** start **

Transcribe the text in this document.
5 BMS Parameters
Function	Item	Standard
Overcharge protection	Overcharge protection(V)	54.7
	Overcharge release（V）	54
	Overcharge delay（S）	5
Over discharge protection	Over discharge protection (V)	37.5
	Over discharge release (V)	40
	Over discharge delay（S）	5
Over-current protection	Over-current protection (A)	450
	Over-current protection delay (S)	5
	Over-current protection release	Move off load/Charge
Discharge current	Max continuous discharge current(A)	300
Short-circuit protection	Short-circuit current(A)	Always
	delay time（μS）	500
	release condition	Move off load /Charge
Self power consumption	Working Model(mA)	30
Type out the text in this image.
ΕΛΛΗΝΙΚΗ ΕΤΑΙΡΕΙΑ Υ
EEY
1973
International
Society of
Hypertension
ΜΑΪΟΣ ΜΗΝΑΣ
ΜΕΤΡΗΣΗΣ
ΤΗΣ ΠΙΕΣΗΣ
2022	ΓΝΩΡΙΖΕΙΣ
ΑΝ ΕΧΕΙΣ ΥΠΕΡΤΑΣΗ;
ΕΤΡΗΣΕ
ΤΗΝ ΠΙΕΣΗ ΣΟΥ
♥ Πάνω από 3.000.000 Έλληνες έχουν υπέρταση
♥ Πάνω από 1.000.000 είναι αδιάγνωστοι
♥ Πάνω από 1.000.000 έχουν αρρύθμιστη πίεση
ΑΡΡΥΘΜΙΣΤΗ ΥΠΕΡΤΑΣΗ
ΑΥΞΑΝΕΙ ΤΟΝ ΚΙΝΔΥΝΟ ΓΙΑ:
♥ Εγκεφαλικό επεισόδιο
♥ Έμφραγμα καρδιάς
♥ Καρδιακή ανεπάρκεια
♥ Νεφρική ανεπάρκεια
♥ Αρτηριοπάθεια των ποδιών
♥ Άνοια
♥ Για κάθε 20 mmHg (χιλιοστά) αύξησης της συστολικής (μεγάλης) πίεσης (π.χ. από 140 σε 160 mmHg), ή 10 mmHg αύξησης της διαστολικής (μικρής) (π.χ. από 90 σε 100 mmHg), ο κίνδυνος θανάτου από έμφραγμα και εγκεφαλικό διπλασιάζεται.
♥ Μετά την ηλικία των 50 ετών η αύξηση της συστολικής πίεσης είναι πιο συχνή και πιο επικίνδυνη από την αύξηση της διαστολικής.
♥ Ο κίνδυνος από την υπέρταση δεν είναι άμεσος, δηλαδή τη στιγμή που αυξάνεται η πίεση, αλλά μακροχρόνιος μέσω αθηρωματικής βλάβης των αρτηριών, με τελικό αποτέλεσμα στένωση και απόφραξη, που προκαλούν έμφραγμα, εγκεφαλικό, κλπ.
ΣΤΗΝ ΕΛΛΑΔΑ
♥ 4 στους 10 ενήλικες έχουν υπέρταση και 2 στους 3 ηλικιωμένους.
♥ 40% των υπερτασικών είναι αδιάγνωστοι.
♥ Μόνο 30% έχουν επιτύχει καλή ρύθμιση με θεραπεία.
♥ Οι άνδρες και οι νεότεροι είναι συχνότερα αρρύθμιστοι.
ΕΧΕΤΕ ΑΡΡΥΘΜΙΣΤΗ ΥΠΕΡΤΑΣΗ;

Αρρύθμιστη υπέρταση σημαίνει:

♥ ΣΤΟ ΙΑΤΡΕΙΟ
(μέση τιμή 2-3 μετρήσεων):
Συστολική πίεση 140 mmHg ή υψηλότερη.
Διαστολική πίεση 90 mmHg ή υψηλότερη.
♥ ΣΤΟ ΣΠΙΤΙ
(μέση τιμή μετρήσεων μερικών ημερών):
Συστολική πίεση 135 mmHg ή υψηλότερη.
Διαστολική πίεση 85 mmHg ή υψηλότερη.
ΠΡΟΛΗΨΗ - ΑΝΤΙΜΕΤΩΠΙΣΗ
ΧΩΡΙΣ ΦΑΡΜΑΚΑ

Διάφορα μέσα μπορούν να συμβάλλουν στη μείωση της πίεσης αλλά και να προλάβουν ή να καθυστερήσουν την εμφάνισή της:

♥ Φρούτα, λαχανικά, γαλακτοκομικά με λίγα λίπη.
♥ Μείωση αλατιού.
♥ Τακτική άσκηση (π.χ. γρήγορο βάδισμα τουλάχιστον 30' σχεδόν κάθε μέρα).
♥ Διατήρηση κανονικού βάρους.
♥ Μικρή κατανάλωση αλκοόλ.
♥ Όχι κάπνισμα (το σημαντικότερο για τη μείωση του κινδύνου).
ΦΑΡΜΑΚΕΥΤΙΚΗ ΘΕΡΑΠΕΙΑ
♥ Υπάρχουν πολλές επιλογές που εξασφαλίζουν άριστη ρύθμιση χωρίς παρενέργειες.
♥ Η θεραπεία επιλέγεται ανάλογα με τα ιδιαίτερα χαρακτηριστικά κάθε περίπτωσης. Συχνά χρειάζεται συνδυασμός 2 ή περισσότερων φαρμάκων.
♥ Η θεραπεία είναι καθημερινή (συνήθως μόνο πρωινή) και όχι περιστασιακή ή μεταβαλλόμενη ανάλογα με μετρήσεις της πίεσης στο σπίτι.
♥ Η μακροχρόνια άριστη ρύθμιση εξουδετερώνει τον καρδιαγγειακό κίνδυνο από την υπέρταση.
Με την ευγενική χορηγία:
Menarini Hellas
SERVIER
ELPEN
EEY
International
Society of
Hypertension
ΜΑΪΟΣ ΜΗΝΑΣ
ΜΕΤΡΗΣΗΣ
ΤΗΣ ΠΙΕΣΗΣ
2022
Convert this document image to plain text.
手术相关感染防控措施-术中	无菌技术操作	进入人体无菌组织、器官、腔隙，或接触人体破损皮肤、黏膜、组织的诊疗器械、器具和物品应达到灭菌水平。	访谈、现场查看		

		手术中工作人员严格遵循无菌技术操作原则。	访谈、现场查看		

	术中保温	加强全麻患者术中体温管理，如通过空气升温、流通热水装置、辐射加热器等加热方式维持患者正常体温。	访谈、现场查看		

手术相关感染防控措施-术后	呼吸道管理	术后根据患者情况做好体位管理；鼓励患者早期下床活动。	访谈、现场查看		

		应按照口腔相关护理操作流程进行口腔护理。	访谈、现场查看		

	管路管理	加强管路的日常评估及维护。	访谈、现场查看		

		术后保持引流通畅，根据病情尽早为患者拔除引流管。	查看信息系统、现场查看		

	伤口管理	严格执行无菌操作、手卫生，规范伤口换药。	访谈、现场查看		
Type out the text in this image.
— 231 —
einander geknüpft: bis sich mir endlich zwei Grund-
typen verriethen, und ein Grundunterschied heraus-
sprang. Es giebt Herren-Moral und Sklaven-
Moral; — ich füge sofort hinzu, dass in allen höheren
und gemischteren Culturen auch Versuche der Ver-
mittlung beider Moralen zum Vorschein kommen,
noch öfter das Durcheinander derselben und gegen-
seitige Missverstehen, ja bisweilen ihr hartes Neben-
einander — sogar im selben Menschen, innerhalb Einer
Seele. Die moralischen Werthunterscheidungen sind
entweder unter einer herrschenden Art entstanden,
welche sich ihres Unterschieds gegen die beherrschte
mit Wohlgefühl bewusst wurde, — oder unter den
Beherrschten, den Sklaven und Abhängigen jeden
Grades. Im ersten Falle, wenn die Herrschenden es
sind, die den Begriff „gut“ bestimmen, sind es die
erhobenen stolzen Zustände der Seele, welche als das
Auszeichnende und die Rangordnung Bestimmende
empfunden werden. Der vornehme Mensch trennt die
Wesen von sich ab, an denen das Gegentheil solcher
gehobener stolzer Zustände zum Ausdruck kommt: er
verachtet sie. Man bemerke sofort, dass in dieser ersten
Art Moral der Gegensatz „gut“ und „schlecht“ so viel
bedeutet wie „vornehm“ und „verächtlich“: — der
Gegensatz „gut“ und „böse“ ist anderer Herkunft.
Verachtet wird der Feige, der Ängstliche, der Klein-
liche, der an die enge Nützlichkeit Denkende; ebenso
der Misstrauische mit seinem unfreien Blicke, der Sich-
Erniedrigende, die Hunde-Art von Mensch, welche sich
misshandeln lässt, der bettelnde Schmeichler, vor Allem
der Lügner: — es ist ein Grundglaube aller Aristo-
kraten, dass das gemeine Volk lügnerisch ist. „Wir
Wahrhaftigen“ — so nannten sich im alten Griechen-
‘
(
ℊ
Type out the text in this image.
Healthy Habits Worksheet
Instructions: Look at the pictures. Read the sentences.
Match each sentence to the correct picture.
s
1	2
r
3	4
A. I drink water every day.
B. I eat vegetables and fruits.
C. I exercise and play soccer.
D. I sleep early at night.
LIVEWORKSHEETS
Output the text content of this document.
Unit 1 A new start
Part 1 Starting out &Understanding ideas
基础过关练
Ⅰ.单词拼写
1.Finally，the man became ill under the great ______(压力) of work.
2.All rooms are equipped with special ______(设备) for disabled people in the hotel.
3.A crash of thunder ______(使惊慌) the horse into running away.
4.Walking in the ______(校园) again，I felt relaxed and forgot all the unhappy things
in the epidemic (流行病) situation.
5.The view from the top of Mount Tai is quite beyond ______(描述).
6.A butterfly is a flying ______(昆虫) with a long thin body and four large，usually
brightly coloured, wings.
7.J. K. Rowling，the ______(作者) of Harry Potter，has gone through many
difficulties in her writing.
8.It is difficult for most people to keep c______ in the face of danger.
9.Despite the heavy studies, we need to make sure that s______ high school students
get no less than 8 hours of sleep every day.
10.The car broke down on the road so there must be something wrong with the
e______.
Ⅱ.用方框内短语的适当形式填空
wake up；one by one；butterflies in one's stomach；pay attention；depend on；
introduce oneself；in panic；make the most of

** end **

**SET PROBLEM:**
Return all lines containing "Seele".

**ANSWER TO THE TASK:**
Seele. Die moralischen Werthunterscheidungen sind
erhobenen stolzen Zustände der Seele, welche als das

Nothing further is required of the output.